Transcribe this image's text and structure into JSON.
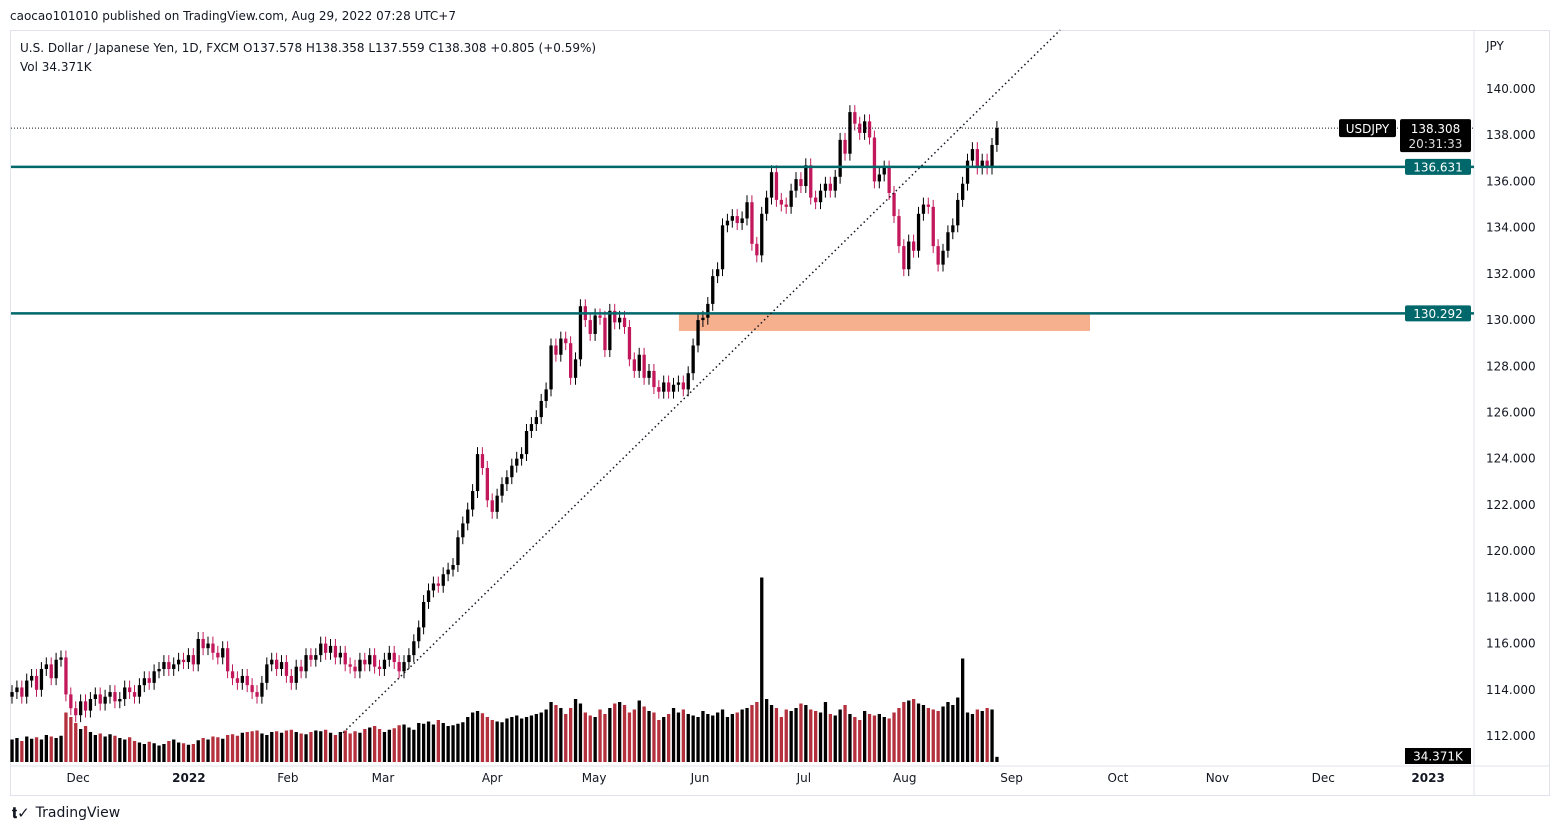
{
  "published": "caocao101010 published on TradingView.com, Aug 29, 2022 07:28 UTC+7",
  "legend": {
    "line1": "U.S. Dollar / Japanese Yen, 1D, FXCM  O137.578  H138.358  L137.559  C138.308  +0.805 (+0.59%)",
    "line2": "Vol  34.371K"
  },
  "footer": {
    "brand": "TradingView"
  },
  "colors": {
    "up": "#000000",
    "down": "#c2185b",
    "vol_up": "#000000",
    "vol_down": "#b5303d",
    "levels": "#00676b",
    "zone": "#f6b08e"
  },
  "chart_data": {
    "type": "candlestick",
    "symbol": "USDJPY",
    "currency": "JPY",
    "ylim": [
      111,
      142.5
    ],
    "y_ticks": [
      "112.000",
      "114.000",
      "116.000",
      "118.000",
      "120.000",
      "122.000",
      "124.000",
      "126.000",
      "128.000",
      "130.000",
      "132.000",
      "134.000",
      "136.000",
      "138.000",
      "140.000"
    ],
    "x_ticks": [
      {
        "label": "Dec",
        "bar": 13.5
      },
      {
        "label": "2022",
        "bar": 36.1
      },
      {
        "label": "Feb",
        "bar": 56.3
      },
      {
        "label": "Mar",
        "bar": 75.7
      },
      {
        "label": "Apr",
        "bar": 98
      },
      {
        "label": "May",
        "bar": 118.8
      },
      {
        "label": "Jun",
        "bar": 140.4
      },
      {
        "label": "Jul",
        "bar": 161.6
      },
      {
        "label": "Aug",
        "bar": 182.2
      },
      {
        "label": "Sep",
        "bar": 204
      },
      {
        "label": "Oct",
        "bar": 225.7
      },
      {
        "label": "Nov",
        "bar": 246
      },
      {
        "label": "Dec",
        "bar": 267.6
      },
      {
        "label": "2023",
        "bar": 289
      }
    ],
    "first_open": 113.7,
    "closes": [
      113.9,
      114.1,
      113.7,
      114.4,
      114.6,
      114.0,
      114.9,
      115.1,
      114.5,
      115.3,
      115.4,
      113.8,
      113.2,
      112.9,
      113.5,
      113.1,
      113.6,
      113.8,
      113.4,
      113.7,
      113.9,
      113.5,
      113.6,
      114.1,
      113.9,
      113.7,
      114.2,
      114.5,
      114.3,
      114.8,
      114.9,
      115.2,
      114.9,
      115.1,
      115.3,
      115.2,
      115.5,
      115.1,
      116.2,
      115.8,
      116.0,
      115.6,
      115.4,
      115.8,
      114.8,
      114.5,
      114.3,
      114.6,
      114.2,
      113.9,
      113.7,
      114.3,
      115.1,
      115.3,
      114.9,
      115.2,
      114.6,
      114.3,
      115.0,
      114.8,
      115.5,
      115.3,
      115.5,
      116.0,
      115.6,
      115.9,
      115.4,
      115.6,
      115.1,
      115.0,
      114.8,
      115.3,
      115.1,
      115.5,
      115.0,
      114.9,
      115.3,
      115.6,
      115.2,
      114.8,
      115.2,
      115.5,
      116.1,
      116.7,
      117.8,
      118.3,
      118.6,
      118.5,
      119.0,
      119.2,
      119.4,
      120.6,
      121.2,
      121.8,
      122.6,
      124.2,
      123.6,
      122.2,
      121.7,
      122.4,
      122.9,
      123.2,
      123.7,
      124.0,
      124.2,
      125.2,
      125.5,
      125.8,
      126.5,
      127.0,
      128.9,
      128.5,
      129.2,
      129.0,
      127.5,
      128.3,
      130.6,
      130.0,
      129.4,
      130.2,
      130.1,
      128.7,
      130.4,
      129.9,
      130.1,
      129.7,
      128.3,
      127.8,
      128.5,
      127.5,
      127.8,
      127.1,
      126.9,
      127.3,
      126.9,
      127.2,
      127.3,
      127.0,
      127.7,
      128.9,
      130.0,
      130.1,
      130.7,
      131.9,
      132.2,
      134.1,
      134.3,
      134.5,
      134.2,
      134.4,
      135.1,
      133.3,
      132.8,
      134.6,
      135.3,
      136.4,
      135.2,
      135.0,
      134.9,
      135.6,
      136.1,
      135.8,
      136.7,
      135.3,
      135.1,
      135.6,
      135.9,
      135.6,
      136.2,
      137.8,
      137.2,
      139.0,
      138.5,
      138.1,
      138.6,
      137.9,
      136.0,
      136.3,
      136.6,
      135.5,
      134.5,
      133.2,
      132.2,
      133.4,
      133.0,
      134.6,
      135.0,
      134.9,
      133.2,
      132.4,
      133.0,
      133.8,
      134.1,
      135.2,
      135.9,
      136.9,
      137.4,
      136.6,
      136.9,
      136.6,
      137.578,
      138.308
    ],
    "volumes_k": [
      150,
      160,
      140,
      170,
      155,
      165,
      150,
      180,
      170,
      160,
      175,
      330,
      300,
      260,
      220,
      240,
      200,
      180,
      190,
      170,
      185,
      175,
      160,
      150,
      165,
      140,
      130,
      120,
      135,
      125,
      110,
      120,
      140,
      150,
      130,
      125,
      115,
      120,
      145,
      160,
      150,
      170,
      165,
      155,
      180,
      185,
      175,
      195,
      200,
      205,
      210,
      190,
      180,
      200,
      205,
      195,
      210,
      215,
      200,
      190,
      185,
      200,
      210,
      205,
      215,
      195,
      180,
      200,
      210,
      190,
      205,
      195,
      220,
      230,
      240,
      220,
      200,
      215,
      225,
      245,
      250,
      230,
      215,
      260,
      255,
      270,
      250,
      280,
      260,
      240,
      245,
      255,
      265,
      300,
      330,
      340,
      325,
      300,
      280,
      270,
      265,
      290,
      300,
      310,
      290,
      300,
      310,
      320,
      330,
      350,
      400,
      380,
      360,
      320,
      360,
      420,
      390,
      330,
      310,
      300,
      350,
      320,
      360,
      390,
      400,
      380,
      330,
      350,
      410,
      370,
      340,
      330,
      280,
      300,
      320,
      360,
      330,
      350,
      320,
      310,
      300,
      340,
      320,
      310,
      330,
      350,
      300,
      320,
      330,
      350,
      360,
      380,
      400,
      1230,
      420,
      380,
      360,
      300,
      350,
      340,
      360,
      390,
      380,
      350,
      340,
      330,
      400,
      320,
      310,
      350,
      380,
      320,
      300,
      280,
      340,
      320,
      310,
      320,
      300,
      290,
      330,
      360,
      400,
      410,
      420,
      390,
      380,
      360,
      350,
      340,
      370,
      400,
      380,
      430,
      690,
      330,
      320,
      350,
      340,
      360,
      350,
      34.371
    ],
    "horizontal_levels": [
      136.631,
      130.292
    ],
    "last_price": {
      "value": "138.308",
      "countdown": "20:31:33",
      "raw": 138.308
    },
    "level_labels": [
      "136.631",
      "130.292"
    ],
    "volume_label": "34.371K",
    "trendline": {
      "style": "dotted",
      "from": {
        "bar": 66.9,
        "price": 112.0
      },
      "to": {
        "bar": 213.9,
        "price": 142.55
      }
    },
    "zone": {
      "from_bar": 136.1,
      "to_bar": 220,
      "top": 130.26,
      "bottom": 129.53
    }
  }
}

++++++++

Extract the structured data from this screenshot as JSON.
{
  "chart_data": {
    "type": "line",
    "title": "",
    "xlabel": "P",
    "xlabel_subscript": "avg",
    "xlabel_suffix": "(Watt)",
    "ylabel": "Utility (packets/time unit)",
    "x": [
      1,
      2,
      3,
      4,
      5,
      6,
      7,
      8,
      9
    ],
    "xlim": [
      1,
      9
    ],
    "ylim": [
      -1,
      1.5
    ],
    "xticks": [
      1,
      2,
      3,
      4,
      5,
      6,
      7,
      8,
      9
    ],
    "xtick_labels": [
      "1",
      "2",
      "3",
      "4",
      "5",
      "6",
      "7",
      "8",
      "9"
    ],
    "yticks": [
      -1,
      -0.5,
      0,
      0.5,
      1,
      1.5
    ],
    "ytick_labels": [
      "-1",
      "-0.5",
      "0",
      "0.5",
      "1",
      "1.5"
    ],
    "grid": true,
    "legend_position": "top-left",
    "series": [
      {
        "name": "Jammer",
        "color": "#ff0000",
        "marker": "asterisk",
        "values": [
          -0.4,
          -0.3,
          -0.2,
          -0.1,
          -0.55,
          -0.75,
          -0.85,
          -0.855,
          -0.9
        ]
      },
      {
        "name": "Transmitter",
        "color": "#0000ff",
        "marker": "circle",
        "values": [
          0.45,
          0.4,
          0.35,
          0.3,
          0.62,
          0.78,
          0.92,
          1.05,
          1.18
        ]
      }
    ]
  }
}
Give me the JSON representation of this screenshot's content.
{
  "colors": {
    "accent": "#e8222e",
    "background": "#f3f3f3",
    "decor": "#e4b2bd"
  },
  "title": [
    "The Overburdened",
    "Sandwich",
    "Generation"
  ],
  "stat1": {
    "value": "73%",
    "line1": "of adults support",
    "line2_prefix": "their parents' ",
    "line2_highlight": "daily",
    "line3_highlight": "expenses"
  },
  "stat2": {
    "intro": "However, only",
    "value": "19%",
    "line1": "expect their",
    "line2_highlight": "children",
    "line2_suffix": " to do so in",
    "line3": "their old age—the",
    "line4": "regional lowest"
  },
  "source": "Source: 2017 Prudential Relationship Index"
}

++++++++

→ **Task to complete**
Tell how many lines of the data include the word "this", and nothing else.

→ **Exercise result**
3